• [DIRECTIVE]:
Retype the listing that follows, word for word.

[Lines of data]
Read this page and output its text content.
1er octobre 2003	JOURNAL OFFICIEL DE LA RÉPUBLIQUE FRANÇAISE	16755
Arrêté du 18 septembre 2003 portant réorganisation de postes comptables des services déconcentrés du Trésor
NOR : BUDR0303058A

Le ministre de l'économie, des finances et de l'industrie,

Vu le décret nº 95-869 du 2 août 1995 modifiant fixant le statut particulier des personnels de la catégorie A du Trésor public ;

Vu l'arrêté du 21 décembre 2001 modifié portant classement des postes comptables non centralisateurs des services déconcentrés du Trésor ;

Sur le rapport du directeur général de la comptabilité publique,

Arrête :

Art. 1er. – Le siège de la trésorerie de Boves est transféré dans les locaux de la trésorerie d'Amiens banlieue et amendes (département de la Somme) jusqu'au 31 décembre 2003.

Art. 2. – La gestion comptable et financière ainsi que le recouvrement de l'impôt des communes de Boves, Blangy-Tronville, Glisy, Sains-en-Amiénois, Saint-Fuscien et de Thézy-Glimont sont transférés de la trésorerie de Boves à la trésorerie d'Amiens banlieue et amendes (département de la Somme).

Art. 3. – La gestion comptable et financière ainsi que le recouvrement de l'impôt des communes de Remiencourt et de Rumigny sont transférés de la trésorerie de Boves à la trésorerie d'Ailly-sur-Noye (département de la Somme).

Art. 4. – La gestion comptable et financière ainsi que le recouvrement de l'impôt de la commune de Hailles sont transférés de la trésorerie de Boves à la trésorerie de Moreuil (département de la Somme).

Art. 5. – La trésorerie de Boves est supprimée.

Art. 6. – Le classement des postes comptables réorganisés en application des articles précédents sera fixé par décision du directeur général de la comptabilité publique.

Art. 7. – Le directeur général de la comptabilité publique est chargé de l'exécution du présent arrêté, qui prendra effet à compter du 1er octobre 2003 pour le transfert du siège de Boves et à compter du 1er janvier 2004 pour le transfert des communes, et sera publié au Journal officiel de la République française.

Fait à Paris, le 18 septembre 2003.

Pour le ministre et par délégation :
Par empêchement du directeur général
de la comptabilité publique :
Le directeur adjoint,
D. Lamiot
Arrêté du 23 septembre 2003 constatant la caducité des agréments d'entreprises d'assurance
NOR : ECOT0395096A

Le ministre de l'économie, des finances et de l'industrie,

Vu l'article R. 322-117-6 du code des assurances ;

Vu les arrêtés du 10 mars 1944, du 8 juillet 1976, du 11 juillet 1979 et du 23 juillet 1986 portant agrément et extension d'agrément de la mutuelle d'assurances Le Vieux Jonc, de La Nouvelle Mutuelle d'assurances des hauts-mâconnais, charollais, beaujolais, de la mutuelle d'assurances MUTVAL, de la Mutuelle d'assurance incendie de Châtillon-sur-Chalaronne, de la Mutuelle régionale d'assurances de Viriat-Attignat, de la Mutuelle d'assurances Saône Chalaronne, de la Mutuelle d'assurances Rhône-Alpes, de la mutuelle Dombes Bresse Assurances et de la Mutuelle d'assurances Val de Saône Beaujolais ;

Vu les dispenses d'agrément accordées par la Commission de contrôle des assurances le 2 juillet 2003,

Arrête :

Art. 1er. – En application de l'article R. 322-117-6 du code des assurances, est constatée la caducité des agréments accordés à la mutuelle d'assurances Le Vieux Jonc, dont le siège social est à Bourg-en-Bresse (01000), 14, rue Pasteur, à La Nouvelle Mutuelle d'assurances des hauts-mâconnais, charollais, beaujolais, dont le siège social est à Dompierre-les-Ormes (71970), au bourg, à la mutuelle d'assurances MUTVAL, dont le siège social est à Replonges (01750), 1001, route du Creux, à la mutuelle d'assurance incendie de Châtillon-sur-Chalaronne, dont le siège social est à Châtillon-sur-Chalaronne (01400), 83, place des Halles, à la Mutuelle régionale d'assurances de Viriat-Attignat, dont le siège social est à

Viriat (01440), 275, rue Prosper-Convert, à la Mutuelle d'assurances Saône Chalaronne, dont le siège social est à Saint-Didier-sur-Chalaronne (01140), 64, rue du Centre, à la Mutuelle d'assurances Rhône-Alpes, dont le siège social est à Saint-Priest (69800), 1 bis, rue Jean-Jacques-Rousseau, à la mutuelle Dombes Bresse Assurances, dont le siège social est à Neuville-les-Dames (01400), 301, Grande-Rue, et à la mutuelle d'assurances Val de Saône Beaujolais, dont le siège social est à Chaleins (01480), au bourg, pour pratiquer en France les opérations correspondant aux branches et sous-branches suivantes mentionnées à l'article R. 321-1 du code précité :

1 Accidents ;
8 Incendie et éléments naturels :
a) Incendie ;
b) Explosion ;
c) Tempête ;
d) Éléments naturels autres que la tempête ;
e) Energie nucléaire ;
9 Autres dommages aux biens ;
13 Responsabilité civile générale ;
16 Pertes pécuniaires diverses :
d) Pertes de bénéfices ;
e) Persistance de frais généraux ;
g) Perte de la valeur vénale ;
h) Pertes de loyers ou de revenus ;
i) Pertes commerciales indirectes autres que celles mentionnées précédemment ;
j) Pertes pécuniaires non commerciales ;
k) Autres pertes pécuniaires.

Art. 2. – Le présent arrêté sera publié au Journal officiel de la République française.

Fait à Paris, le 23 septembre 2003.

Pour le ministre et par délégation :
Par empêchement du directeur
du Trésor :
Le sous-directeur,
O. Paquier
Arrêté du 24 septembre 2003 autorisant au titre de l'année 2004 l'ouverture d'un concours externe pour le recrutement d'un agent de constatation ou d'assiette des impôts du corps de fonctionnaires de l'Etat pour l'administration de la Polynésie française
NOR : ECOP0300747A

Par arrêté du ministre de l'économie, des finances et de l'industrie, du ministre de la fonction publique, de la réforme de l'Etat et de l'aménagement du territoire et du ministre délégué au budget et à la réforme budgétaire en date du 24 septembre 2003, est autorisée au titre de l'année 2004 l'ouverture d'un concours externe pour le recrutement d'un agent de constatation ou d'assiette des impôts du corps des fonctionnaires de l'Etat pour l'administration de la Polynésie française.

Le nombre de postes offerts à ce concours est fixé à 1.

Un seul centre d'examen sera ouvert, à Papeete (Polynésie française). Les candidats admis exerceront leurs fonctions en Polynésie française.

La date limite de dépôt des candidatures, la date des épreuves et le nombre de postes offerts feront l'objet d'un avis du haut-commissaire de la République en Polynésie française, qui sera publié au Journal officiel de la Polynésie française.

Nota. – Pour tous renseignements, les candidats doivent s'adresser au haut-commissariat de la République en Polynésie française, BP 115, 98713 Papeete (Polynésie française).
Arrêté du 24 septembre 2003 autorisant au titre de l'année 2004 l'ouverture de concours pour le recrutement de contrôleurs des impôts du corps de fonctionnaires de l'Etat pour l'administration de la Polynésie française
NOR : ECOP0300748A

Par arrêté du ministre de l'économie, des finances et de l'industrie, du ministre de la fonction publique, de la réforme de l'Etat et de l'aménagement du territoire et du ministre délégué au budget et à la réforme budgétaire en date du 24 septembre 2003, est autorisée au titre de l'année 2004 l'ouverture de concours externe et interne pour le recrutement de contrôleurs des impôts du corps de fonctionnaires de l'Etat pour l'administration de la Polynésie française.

• [WRITTEN ANSWER]:
Read this page and output its text content.
1er octobre 2003	JOURNAL OFFICIEL DE LA RÉPUBLIQUE FRANÇAISE	16755
Arrêté du 18 septembre 2003 portant réorganisation de postes comptables des services déconcentrés du Trésor
NOR : BUDR0303058A

Le ministre de l'économie, des finances et de l'industrie,

Vu le décret nº 95-869 du 2 août 1995 modifiant fixant le statut particulier des personnels de la catégorie A du Trésor public ;

Vu l'arrêté du 21 décembre 2001 modifié portant classement des postes comptables non centralisateurs des services déconcentrés du Trésor ;

Sur le rapport du directeur général de la comptabilité publique,

Arrête :

Art. 1er. – Le siège de la trésorerie de Boves est transféré dans les locaux de la trésorerie d'Amiens banlieue et amendes (département de la Somme) jusqu'au 31 décembre 2003.

Art. 2. – La gestion comptable et financière ainsi que le recouvrement de l'impôt des communes de Boves, Blangy-Tronville, Glisy, Sains-en-Amiénois, Saint-Fuscien et de Thézy-Glimont sont transférés de la trésorerie de Boves à la trésorerie d'Amiens banlieue et amendes (département de la Somme).

Art. 3. – La gestion comptable et financière ainsi que le recouvrement de l'impôt des communes de Remiencourt et de Rumigny sont transférés de la trésorerie de Boves à la trésorerie d'Ailly-sur-Noye (département de la Somme).

Art. 4. – La gestion comptable et financière ainsi que le recouvrement de l'impôt de la commune de Hailles sont transférés de la trésorerie de Boves à la trésorerie de Moreuil (département de la Somme).

Art. 5. – La trésorerie de Boves est supprimée.

Art. 6. – Le classement des postes comptables réorganisés en application des articles précédents sera fixé par décision du directeur général de la comptabilité publique.

Art. 7. – Le directeur général de la comptabilité publique est chargé de l'exécution du présent arrêté, qui prendra effet à compter du 1er octobre 2003 pour le transfert du siège de Boves et à compter du 1er janvier 2004 pour le transfert des communes, et sera publié au Journal officiel de la République française.

Fait à Paris, le 18 septembre 2003.

Pour le ministre et par délégation :
Par empêchement du directeur général
de la comptabilité publique :
Le directeur adjoint,
D. Lamiot
Arrêté du 23 septembre 2003 constatant la caducité des agréments d'entreprises d'assurance
NOR : ECOT0395096A

Le ministre de l'économie, des finances et de l'industrie,

Vu l'article R. 322-117-6 du code des assurances ;

Vu les arrêtés du 10 mars 1944, du 8 juillet 1976, du 11 juillet 1979 et du 23 juillet 1986 portant agrément et extension d'agrément de la mutuelle d'assurances Le Vieux Jonc, de La Nouvelle Mutuelle d'assurances des hauts-mâconnais, charollais, beaujolais, de la mutuelle d'assurances MUTVAL, de la Mutuelle d'assurance incendie de Châtillon-sur-Chalaronne, de la Mutuelle régionale d'assurances de Viriat-Attignat, de la Mutuelle d'assurances Saône Chalaronne, de la Mutuelle d'assurances Rhône-Alpes, de la mutuelle Dombes Bresse Assurances et de la Mutuelle d'assurances Val de Saône Beaujolais ;

Vu les dispenses d'agrément accordées par la Commission de contrôle des assurances le 2 juillet 2003,

Arrête :

Art. 1er. – En application de l'article R. 322-117-6 du code des assurances, est constatée la caducité des agréments accordés à la mutuelle d'assurances Le Vieux Jonc, dont le siège social est à Bourg-en-Bresse (01000), 14, rue Pasteur, à La Nouvelle Mutuelle d'assurances des hauts-mâconnais, charollais, beaujolais, dont le siège social est à Dompierre-les-Ormes (71970), au bourg, à la mutuelle d'assurances MUTVAL, dont le siège social est à Replonges (01750), 1001, route du Creux, à la mutuelle d'assurance incendie de Châtillon-sur-Chalaronne, dont le siège social est à Châtillon-sur-Chalaronne (01400), 83, place des Halles, à la Mutuelle régionale d'assurances de Viriat-Attignat, dont le siège social est à

Viriat (01440), 275, rue Prosper-Convert, à la Mutuelle d'assurances Saône Chalaronne, dont le siège social est à Saint-Didier-sur-Chalaronne (01140), 64, rue du Centre, à la Mutuelle d'assurances Rhône-Alpes, dont le siège social est à Saint-Priest (69800), 1 bis, rue Jean-Jacques-Rousseau, à la mutuelle Dombes Bresse Assurances, dont le siège social est à Neuville-les-Dames (01400), 301, Grande-Rue, et à la mutuelle d'assurances Val de Saône Beaujolais, dont le siège social est à Chaleins (01480), au bourg, pour pratiquer en France les opérations correspondant aux branches et sous-branches suivantes mentionnées à l'article R. 321-1 du code précité :

1 Accidents ;
8 Incendie et éléments naturels :
a) Incendie ;
b) Explosion ;
c) Tempête ;
d) Éléments naturels autres que la tempête ;
e) Energie nucléaire ;
9 Autres dommages aux biens ;
13 Responsabilité civile générale ;
16 Pertes pécuniaires diverses :
d) Pertes de bénéfices ;
e) Persistance de frais généraux ;
g) Perte de la valeur vénale ;
h) Pertes de loyers ou de revenus ;
i) Pertes commerciales indirectes autres que celles mentionnées précédemment ;
j) Pertes pécuniaires non commerciales ;
k) Autres pertes pécuniaires.

Art. 2. – Le présent arrêté sera publié au Journal officiel de la République française.

Fait à Paris, le 23 septembre 2003.

Pour le ministre et par délégation :
Par empêchement du directeur
du Trésor :
Le sous-directeur,
O. Paquier
Arrêté du 24 septembre 2003 autorisant au titre de l'année 2004 l'ouverture d'un concours externe pour le recrutement d'un agent de constatation ou d'assiette des impôts du corps de fonctionnaires de l'Etat pour l'administration de la Polynésie française
NOR : ECOP0300747A

Par arrêté du ministre de l'économie, des finances et de l'industrie, du ministre de la fonction publique, de la réforme de l'Etat et de l'aménagement du territoire et du ministre délégué au budget et à la réforme budgétaire en date du 24 septembre 2003, est autorisée au titre de l'année 2004 l'ouverture d'un concours externe pour le recrutement d'un agent de constatation ou d'assiette des impôts du corps des fonctionnaires de l'Etat pour l'administration de la Polynésie française.

Le nombre de postes offerts à ce concours est fixé à 1.

Un seul centre d'examen sera ouvert, à Papeete (Polynésie française). Les candidats admis exerceront leurs fonctions en Polynésie française.

La date limite de dépôt des candidatures, la date des épreuves et le nombre de postes offerts feront l'objet d'un avis du haut-commissaire de la République en Polynésie française, qui sera publié au Journal officiel de la Polynésie française.

Nota. – Pour tous renseignements, les candidats doivent s'adresser au haut-commissariat de la République en Polynésie française, BP 115, 98713 Papeete (Polynésie française).
Arrêté du 24 septembre 2003 autorisant au titre de l'année 2004 l'ouverture de concours pour le recrutement de contrôleurs des impôts du corps de fonctionnaires de l'Etat pour l'administration de la Polynésie française
NOR : ECOP0300748A

Par arrêté du ministre de l'économie, des finances et de l'industrie, du ministre de la fonction publique, de la réforme de l'Etat et de l'aménagement du territoire et du ministre délégué au budget et à la réforme budgétaire en date du 24 septembre 2003, est autorisée au titre de l'année 2004 l'ouverture de concours externe et interne pour le recrutement de contrôleurs des impôts du corps de fonctionnaires de l'Etat pour l'administration de la Polynésie française.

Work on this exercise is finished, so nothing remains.